(Items drawn from a data source)
------------------------------

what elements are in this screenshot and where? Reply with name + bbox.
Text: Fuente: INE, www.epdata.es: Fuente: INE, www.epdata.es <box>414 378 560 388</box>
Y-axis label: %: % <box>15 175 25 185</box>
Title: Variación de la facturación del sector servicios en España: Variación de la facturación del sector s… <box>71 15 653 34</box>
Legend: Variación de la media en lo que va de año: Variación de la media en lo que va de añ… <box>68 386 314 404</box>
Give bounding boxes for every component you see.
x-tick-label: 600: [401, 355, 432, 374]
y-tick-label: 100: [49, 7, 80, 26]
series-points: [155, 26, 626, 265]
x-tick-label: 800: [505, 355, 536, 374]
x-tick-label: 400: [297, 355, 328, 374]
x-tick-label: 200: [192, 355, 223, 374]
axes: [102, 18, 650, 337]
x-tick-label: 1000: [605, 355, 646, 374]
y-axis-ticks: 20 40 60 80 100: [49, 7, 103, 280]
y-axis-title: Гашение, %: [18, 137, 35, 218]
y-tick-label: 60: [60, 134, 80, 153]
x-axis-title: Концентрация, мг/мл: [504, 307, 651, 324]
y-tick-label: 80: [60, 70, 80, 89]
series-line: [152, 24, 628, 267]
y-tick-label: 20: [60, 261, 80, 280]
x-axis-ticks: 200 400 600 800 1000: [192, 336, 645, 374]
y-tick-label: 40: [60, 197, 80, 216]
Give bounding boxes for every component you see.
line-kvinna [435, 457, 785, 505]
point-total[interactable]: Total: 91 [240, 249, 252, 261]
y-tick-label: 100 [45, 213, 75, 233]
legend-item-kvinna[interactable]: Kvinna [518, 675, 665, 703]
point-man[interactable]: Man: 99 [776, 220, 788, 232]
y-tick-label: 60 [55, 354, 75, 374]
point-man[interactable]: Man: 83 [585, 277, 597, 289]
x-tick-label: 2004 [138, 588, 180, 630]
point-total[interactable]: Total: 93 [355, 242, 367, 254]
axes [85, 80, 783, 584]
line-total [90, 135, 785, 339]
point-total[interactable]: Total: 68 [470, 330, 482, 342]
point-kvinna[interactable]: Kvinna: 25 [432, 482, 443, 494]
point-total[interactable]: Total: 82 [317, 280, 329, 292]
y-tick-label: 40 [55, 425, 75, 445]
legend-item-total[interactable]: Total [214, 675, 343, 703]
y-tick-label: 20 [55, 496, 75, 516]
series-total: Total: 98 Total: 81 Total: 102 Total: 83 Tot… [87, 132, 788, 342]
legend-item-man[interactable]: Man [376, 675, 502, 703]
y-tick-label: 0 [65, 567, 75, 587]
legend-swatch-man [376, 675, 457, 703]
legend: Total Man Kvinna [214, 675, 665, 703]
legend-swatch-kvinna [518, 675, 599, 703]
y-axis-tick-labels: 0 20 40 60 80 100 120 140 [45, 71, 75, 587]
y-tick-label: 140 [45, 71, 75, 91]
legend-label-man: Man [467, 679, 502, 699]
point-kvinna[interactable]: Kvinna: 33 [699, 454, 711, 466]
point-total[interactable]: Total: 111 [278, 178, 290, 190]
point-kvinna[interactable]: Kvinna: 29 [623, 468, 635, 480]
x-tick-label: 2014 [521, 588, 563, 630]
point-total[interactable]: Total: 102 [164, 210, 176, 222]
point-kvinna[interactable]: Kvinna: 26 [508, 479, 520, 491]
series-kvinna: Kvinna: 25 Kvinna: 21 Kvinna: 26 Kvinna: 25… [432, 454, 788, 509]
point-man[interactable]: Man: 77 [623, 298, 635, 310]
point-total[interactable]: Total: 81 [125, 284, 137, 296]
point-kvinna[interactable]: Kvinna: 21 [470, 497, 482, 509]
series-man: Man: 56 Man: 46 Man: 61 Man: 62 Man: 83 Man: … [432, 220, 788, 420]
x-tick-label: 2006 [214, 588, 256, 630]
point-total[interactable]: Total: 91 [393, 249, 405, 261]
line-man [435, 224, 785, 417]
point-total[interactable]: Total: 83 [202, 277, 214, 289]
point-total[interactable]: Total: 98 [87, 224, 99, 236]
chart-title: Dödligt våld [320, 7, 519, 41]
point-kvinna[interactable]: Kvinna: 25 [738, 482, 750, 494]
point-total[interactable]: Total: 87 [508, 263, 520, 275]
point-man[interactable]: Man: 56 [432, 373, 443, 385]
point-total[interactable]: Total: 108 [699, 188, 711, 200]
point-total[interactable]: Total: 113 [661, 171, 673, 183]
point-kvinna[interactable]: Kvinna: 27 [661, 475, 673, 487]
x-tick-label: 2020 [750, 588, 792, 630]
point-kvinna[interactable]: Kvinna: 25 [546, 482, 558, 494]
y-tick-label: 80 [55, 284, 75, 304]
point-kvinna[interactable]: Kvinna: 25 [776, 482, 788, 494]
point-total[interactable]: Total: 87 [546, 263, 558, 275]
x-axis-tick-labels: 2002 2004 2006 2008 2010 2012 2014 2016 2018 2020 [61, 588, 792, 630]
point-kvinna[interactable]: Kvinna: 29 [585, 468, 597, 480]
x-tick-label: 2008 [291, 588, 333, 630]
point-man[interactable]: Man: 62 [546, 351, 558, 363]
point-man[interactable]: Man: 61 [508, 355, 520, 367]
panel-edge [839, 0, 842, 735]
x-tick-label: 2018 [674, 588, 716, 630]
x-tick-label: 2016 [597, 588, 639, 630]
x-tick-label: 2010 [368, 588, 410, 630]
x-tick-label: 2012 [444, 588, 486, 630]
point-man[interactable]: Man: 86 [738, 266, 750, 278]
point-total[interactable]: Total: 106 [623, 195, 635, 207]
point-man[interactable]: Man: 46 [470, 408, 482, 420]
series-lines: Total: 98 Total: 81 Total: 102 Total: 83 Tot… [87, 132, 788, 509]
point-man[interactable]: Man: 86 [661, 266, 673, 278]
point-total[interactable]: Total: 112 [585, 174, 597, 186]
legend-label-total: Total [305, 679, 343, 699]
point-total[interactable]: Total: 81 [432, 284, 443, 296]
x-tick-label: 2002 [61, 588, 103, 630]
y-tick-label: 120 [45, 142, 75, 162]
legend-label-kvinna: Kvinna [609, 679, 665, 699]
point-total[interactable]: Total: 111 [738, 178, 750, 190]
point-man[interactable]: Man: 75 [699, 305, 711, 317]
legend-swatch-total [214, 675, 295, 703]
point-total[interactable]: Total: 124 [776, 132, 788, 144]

------------------------------

### GOAL OF THE EXERCISE
Convert every line of the records above into a JSON list of strings, with one string per line and blank lines omitted.

### OUTPUT OF THE EXERCISE
[
  "what elements are in this screenshot and where? Reply with name + bbox.",
  "Text: Fuente: INE, www.epdata.es: Fuente: INE, www.epdata.es <box>414 378 560 388</box>",
  "Y-axis label: %: % <box>15 175 25 185</box>",
  "Title: Variación de la facturación del sector servicios en España: Variación de la facturación del sector s… <box>71 15 653 34</box>",
  "Legend: Variación de la media en lo que va de año: Variación de la media en lo que va de añ… <box>68 386 314 404</box>",
  "Give bounding boxes for every component you see.",
  "x-tick-label: 600: [401, 355, 432, 374]",
  "y-tick-label: 100: [49, 7, 80, 26]",
  "series-points: [155, 26, 626, 265]",
  "x-tick-label: 800: [505, 355, 536, 374]",
  "x-tick-label: 400: [297, 355, 328, 374]",
  "x-tick-label: 200: [192, 355, 223, 374]",
  "axes: [102, 18, 650, 337]",
  "x-tick-label: 1000: [605, 355, 646, 374]",
  "y-axis-ticks: 20 40 60 80 100: [49, 7, 103, 280]",
  "y-axis-title: Гашение, %: [18, 137, 35, 218]",
  "y-tick-label: 60: [60, 134, 80, 153]",
  "x-axis-title: Концентрация, мг/мл: [504, 307, 651, 324]",
  "y-tick-label: 80: [60, 70, 80, 89]",
  "series-line: [152, 24, 628, 267]",
  "y-tick-label: 20: [60, 261, 80, 280]",
  "x-axis-ticks: 200 400 600 800 1000: [192, 336, 645, 374]",
  "y-tick-label: 40: [60, 197, 80, 216]",
  "Give bounding boxes for every component you see.",
  "line-kvinna [435, 457, 785, 505]",
  "point-total[interactable]: Total: 91 [240, 249, 252, 261]",
  "y-tick-label: 100 [45, 213, 75, 233]",
  "legend-item-kvinna[interactable]: Kvinna [518, 675, 665, 703]",
  "point-man[interactable]: Man: 99 [776, 220, 788, 232]",
  "y-tick-label: 60 [55, 354, 75, 374]",
  "point-man[interactable]: Man: 83 [585, 277, 597, 289]",
  "x-tick-label: 2004 [138, 588, 180, 630]",
  "point-total[interactable]: Total: 93 [355, 242, 367, 254]",
  "axes [85, 80, 783, 584]",
  "line-total [90, 135, 785, 339]",
  "point-total[interactable]: Total: 68 [470, 330, 482, 342]",
  "point-kvinna[interactable]: Kvinna: 25 [432, 482, 443, 494]",
  "point-total[interactable]: Total: 82 [317, 280, 329, 292]",
  "y-tick-label: 40 [55, 425, 75, 445]",
  "legend-item-total[interactable]: Total [214, 675, 343, 703]",
  "y-tick-label: 20 [55, 496, 75, 516]",
  "series-total: Total: 98 Total: 81 Total: 102 Total: 83 Tot… [87, 132, 788, 342]",
  "legend-item-man[interactable]: Man [376, 675, 502, 703]",
  "y-tick-label: 0 [65, 567, 75, 587]",
  "legend-swatch-man [376, 675, 457, 703]",
  "legend: Total Man Kvinna [214, 675, 665, 703]",
  "legend-swatch-kvinna [518, 675, 599, 703]",
  "y-axis-tick-labels: 0 20 40 60 80 100 120 140 [45, 71, 75, 587]",
  "y-tick-label: 140 [45, 71, 75, 91]",
  "legend-label-man: Man [467, 679, 502, 699]",
  "point-kvinna[interactable]: Kvinna: 33 [699, 454, 711, 466]",
  "point-total[interactable]: Total: 111 [278, 178, 290, 190]",
  "point-kvinna[interactable]: Kvinna: 29 [623, 468, 635, 480]",
  "x-tick-label: 2014 [521, 588, 563, 630]",
  "point-total[interactable]: Total: 102 [164, 210, 176, 222]",
  "point-kvinna[interactable]: Kvinna: 26 [508, 479, 520, 491]",
  "series-kvinna: Kvinna: 25 Kvinna: 21 Kvinna: 26 Kvinna: 25… [432, 454, 788, 509]",
  "point-man[interactable]: Man: 77 [623, 298, 635, 310]",
  "point-total[interactable]: Total: 81 [125, 284, 137, 296]",
  "point-kvinna[interactable]: Kvinna: 21 [470, 497, 482, 509]",
  "series-man: Man: 56 Man: 46 Man: 61 Man: 62 Man: 83 Man: … [432, 220, 788, 420]",
  "x-tick-label: 2006 [214, 588, 256, 630]",
  "point-total[interactable]: Total: 91 [393, 249, 405, 261]",
  "line-man [435, 224, 785, 417]",
  "point-total[interactable]: Total: 83 [202, 277, 214, 289]",
  "point-total[interactable]: Total: 98 [87, 224, 99, 236]",
  "chart-title: Dödligt våld [320, 7, 519, 41]",
  "point-kvinna[interactable]: Kvinna: 25 [738, 482, 750, 494]",
  "point-total[interactable]: Total: 87 [508, 263, 520, 275]",
  "point-man[interactable]: Man: 56 [432, 373, 443, 385]",
  "point-total[interactable]: Total: 108 [699, 188, 711, 200]",
  "point-total[interactable]: Total: 113 [661, 171, 673, 183]",
  "point-kvinna[interactable]: Kvinna: 27 [661, 475, 673, 487]",
  "x-tick-label: 2020 [750, 588, 792, 630]",
  "point-kvinna[interactable]: Kvinna: 25 [546, 482, 558, 494]",
  "y-tick-label: 80 [55, 284, 75, 304]",
  "point-kvinna[interactable]: Kvinna: 25 [776, 482, 788, 494]",
  "point-total[interactable]: Total: 87 [546, 263, 558, 275]",
  "x-axis-tick-labels: 2002 2004 2006 2008 2010 2012 2014 2016 2018 2020 [61, 588, 792, 630]",
  "point-kvinna[interactable]: Kvinna: 29 [585, 468, 597, 480]",
  "x-tick-label: 2008 [291, 588, 333, 630]",
  "point-man[interactable]: Man: 62 [546, 351, 558, 363]",
  "point-man[interactable]: Man: 61 [508, 355, 520, 367]",
  "panel-edge [839, 0, 842, 735]",
  "x-tick-label: 2018 [674, 588, 716, 630]",
  "x-tick-label: 2016 [597, 588, 639, 630]",
  "x-tick-label: 2010 [368, 588, 410, 630]",
  "x-tick-label: 2012 [444, 588, 486, 630]",
  "point-man[interactable]: Man: 86 [738, 266, 750, 278]",
  "point-total[interactable]: Total: 106 [623, 195, 635, 207]",
  "point-man[interactable]: Man: 46 [470, 408, 482, 420]",
  "series-lines: Total: 98 Total: 81 Total: 102 Total: 83 Tot… [87, 132, 788, 509]",
  "point-man[interactable]: Man: 86 [661, 266, 673, 278]",
  "point-total[interactable]: Total: 112 [585, 174, 597, 186]",
  "legend-label-total: Total [305, 679, 343, 699]",
  "point-total[interactable]: Total: 81 [432, 284, 443, 296]",
  "x-tick-label: 2002 [61, 588, 103, 630]",
  "y-tick-label: 120 [45, 142, 75, 162]",
  "legend-label-kvinna: Kvinna [609, 679, 665, 699]",
  "point-total[interactable]: Total: 111 [738, 178, 750, 190]",
  "point-man[interactable]: Man: 75 [699, 305, 711, 317]",
  "legend-swatch-total [214, 675, 295, 703]",
  "point-total[interactable]: Total: 124 [776, 132, 788, 144]"
]